--- Begin SOURCE RECORDS ---
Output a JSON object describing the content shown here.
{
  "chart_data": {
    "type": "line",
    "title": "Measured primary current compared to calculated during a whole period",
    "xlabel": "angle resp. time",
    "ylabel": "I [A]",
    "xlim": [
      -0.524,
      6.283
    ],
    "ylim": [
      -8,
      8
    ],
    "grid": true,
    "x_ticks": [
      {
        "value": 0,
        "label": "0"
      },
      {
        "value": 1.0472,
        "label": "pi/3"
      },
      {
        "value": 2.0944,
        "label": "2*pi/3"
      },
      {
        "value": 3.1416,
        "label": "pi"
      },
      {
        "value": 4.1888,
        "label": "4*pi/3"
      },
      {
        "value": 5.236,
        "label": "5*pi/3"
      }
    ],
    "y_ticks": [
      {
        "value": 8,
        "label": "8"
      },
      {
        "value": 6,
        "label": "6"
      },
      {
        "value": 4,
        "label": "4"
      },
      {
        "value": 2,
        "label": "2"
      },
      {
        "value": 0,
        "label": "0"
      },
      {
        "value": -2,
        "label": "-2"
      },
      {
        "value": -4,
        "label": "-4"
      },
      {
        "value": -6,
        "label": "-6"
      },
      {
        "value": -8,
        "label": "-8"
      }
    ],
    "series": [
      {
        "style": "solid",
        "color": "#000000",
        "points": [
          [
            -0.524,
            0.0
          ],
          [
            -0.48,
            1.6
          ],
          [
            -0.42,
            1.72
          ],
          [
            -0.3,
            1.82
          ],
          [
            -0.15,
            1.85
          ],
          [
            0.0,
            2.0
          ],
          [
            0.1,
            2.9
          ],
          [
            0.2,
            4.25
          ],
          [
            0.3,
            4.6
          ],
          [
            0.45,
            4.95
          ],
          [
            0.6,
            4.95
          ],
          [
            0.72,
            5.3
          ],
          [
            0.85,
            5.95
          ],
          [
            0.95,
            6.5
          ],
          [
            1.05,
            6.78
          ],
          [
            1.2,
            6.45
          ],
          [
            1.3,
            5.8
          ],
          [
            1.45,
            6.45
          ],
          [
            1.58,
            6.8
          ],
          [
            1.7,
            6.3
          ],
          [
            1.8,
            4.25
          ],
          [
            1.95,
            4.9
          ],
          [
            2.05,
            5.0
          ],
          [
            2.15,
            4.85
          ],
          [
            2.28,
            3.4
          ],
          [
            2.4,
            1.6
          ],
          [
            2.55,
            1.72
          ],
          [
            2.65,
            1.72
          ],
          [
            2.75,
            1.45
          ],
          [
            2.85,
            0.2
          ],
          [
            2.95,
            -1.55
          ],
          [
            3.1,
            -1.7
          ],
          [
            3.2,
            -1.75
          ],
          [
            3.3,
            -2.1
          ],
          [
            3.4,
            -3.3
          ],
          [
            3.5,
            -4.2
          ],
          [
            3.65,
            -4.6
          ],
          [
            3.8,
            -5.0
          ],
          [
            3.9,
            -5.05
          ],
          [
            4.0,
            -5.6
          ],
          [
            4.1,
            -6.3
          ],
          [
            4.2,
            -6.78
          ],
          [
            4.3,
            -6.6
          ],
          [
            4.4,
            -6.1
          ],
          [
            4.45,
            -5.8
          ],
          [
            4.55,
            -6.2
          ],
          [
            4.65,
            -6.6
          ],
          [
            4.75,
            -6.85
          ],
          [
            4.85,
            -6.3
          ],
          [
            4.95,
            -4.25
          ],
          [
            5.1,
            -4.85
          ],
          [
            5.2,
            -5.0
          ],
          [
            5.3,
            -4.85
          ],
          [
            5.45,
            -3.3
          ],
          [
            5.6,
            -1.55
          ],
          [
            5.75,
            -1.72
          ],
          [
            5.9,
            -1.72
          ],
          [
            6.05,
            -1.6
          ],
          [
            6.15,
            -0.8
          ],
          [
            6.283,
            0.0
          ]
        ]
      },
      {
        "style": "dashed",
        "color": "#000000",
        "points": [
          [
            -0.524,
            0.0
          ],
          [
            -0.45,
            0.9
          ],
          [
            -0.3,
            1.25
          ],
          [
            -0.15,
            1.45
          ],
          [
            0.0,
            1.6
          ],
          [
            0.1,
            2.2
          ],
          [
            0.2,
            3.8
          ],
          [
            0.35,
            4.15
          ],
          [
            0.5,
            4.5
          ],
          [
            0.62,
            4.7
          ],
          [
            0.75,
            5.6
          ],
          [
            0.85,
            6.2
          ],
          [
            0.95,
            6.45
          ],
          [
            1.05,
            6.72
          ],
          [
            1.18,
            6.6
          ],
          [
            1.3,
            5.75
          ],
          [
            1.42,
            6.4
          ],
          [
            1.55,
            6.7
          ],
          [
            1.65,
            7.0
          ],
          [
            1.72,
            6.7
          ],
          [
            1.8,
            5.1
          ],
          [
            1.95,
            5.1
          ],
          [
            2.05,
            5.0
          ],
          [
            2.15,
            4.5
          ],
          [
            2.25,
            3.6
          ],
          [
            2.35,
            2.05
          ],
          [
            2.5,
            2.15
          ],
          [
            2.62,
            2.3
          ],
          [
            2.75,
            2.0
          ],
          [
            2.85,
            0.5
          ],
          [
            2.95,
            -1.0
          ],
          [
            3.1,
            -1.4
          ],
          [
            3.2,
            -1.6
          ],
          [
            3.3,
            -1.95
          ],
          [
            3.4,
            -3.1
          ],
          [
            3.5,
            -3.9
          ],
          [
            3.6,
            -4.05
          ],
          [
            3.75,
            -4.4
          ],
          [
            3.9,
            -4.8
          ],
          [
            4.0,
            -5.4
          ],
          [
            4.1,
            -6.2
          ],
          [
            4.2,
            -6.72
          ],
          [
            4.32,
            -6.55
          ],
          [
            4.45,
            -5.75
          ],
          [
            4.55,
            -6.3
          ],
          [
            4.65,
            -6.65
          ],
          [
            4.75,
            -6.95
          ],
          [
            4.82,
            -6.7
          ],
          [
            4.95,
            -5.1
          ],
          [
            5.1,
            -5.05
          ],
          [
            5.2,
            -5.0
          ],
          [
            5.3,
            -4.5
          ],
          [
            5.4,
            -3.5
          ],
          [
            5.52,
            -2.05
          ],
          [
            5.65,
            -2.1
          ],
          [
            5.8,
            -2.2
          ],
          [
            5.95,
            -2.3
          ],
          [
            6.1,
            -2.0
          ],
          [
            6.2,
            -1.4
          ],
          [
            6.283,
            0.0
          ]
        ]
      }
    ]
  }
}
--- End SOURCE RECORDS ---
* _EXERCISE OBJECTIVE_: Repeat the records exactly, including every line.

* _RIGHT ANSWER_:
Output a JSON object describing the content shown here.
{
  "chart_data": {
    "type": "line",
    "title": "Measured primary current compared to calculated during a whole period",
    "xlabel": "angle resp. time",
    "ylabel": "I [A]",
    "xlim": [
      -0.524,
      6.283
    ],
    "ylim": [
      -8,
      8
    ],
    "grid": true,
    "x_ticks": [
      {
        "value": 0,
        "label": "0"
      },
      {
        "value": 1.0472,
        "label": "pi/3"
      },
      {
        "value": 2.0944,
        "label": "2*pi/3"
      },
      {
        "value": 3.1416,
        "label": "pi"
      },
      {
        "value": 4.1888,
        "label": "4*pi/3"
      },
      {
        "value": 5.236,
        "label": "5*pi/3"
      }
    ],
    "y_ticks": [
      {
        "value": 8,
        "label": "8"
      },
      {
        "value": 6,
        "label": "6"
      },
      {
        "value": 4,
        "label": "4"
      },
      {
        "value": 2,
        "label": "2"
      },
      {
        "value": 0,
        "label": "0"
      },
      {
        "value": -2,
        "label": "-2"
      },
      {
        "value": -4,
        "label": "-4"
      },
      {
        "value": -6,
        "label": "-6"
      },
      {
        "value": -8,
        "label": "-8"
      }
    ],
    "series": [
      {
        "style": "solid",
        "color": "#000000",
        "points": [
          [
            -0.524,
            0.0
          ],
          [
            -0.48,
            1.6
          ],
          [
            -0.42,
            1.72
          ],
          [
            -0.3,
            1.82
          ],
          [
            -0.15,
            1.85
          ],
          [
            0.0,
            2.0
          ],
          [
            0.1,
            2.9
          ],
          [
            0.2,
            4.25
          ],
          [
            0.3,
            4.6
          ],
          [
            0.45,
            4.95
          ],
          [
            0.6,
            4.95
          ],
          [
            0.72,
            5.3
          ],
          [
            0.85,
            5.95
          ],
          [
            0.95,
            6.5
          ],
          [
            1.05,
            6.78
          ],
          [
            1.2,
            6.45
          ],
          [
            1.3,
            5.8
          ],
          [
            1.45,
            6.45
          ],
          [
            1.58,
            6.8
          ],
          [
            1.7,
            6.3
          ],
          [
            1.8,
            4.25
          ],
          [
            1.95,
            4.9
          ],
          [
            2.05,
            5.0
          ],
          [
            2.15,
            4.85
          ],
          [
            2.28,
            3.4
          ],
          [
            2.4,
            1.6
          ],
          [
            2.55,
            1.72
          ],
          [
            2.65,
            1.72
          ],
          [
            2.75,
            1.45
          ],
          [
            2.85,
            0.2
          ],
          [
            2.95,
            -1.55
          ],
          [
            3.1,
            -1.7
          ],
          [
            3.2,
            -1.75
          ],
          [
            3.3,
            -2.1
          ],
          [
            3.4,
            -3.3
          ],
          [
            3.5,
            -4.2
          ],
          [
            3.65,
            -4.6
          ],
          [
            3.8,
            -5.0
          ],
          [
            3.9,
            -5.05
          ],
          [
            4.0,
            -5.6
          ],
          [
            4.1,
            -6.3
          ],
          [
            4.2,
            -6.78
          ],
          [
            4.3,
            -6.6
          ],
          [
            4.4,
            -6.1
          ],
          [
            4.45,
            -5.8
          ],
          [
            4.55,
            -6.2
          ],
          [
            4.65,
            -6.6
          ],
          [
            4.75,
            -6.85
          ],
          [
            4.85,
            -6.3
          ],
          [
            4.95,
            -4.25
          ],
          [
            5.1,
            -4.85
          ],
          [
            5.2,
            -5.0
          ],
          [
            5.3,
            -4.85
          ],
          [
            5.45,
            -3.3
          ],
          [
            5.6,
            -1.55
          ],
          [
            5.75,
            -1.72
          ],
          [
            5.9,
            -1.72
          ],
          [
            6.05,
            -1.6
          ],
          [
            6.15,
            -0.8
          ],
          [
            6.283,
            0.0
          ]
        ]
      },
      {
        "style": "dashed",
        "color": "#000000",
        "points": [
          [
            -0.524,
            0.0
          ],
          [
            -0.45,
            0.9
          ],
          [
            -0.3,
            1.25
          ],
          [
            -0.15,
            1.45
          ],
          [
            0.0,
            1.6
          ],
          [
            0.1,
            2.2
          ],
          [
            0.2,
            3.8
          ],
          [
            0.35,
            4.15
          ],
          [
            0.5,
            4.5
          ],
          [
            0.62,
            4.7
          ],
          [
            0.75,
            5.6
          ],
          [
            0.85,
            6.2
          ],
          [
            0.95,
            6.45
          ],
          [
            1.05,
            6.72
          ],
          [
            1.18,
            6.6
          ],
          [
            1.3,
            5.75
          ],
          [
            1.42,
            6.4
          ],
          [
            1.55,
            6.7
          ],
          [
            1.65,
            7.0
          ],
          [
            1.72,
            6.7
          ],
          [
            1.8,
            5.1
          ],
          [
            1.95,
            5.1
          ],
          [
            2.05,
            5.0
          ],
          [
            2.15,
            4.5
          ],
          [
            2.25,
            3.6
          ],
          [
            2.35,
            2.05
          ],
          [
            2.5,
            2.15
          ],
          [
            2.62,
            2.3
          ],
          [
            2.75,
            2.0
          ],
          [
            2.85,
            0.5
          ],
          [
            2.95,
            -1.0
          ],
          [
            3.1,
            -1.4
          ],
          [
            3.2,
            -1.6
          ],
          [
            3.3,
            -1.95
          ],
          [
            3.4,
            -3.1
          ],
          [
            3.5,
            -3.9
          ],
          [
            3.6,
            -4.05
          ],
          [
            3.75,
            -4.4
          ],
          [
            3.9,
            -4.8
          ],
          [
            4.0,
            -5.4
          ],
          [
            4.1,
            -6.2
          ],
          [
            4.2,
            -6.72
          ],
          [
            4.32,
            -6.55
          ],
          [
            4.45,
            -5.75
          ],
          [
            4.55,
            -6.3
          ],
          [
            4.65,
            -6.65
          ],
          [
            4.75,
            -6.95
          ],
          [
            4.82,
            -6.7
          ],
          [
            4.95,
            -5.1
          ],
          [
            5.1,
            -5.05
          ],
          [
            5.2,
            -5.0
          ],
          [
            5.3,
            -4.5
          ],
          [
            5.4,
            -3.5
          ],
          [
            5.52,
            -2.05
          ],
          [
            5.65,
            -2.1
          ],
          [
            5.8,
            -2.2
          ],
          [
            5.95,
            -2.3
          ],
          [
            6.1,
            -2.0
          ],
          [
            6.2,
            -1.4
          ],
          [
            6.283,
            0.0
          ]
        ]
      }
    ]
  }
}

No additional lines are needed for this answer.